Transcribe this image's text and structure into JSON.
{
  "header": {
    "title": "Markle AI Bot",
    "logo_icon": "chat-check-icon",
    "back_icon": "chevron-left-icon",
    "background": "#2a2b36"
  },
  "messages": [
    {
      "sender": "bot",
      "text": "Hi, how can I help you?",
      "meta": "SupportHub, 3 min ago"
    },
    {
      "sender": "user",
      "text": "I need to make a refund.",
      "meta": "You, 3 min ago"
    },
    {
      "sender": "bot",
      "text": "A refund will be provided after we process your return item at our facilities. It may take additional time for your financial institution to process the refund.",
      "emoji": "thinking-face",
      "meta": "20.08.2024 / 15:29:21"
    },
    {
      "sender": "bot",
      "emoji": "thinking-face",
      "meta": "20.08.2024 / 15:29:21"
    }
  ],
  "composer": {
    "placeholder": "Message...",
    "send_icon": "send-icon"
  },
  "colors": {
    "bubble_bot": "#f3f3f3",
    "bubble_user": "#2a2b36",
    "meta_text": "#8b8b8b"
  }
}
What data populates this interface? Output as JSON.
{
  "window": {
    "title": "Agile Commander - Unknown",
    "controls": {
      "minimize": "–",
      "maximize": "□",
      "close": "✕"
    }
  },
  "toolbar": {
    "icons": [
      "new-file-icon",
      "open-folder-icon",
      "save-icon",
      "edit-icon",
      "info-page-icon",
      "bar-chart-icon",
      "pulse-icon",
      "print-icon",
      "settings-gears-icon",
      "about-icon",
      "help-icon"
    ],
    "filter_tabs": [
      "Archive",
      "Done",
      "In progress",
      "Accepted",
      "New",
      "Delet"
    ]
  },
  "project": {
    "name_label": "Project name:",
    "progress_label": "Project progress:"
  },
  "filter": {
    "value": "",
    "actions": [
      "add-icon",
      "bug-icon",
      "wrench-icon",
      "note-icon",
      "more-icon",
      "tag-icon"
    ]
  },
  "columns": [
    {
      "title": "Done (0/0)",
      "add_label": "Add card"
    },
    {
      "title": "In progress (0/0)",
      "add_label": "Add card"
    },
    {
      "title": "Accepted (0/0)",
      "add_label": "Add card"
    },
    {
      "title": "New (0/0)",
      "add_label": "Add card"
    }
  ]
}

● ● ● ● ● ● ●

* [Instruction] Reproduce the listing above word for word.

* [Problem solution]
Transcribe this image's text and structure into JSON.
{
  "header": {
    "title": "Markle AI Bot",
    "logo_icon": "chat-check-icon",
    "back_icon": "chevron-left-icon",
    "background": "#2a2b36"
  },
  "messages": [
    {
      "sender": "bot",
      "text": "Hi, how can I help you?",
      "meta": "SupportHub, 3 min ago"
    },
    {
      "sender": "user",
      "text": "I need to make a refund.",
      "meta": "You, 3 min ago"
    },
    {
      "sender": "bot",
      "text": "A refund will be provided after we process your return item at our facilities. It may take additional time for your financial institution to process the refund.",
      "emoji": "thinking-face",
      "meta": "20.08.2024 / 15:29:21"
    },
    {
      "sender": "bot",
      "emoji": "thinking-face",
      "meta": "20.08.2024 / 15:29:21"
    }
  ],
  "composer": {
    "placeholder": "Message...",
    "send_icon": "send-icon"
  },
  "colors": {
    "bubble_bot": "#f3f3f3",
    "bubble_user": "#2a2b36",
    "meta_text": "#8b8b8b"
  }
}
What data populates this interface? Output as JSON.
{
  "window": {
    "title": "Agile Commander - Unknown",
    "controls": {
      "minimize": "–",
      "maximize": "□",
      "close": "✕"
    }
  },
  "toolbar": {
    "icons": [
      "new-file-icon",
      "open-folder-icon",
      "save-icon",
      "edit-icon",
      "info-page-icon",
      "bar-chart-icon",
      "pulse-icon",
      "print-icon",
      "settings-gears-icon",
      "about-icon",
      "help-icon"
    ],
    "filter_tabs": [
      "Archive",
      "Done",
      "In progress",
      "Accepted",
      "New",
      "Delet"
    ]
  },
  "project": {
    "name_label": "Project name:",
    "progress_label": "Project progress:"
  },
  "filter": {
    "value": "",
    "actions": [
      "add-icon",
      "bug-icon",
      "wrench-icon",
      "note-icon",
      "more-icon",
      "tag-icon"
    ]
  },
  "columns": [
    {
      "title": "Done (0/0)",
      "add_label": "Add card"
    },
    {
      "title": "In progress (0/0)",
      "add_label": "Add card"
    },
    {
      "title": "Accepted (0/0)",
      "add_label": "Add card"
    },
    {
      "title": "New (0/0)",
      "add_label": "Add card"
    }
  ]
}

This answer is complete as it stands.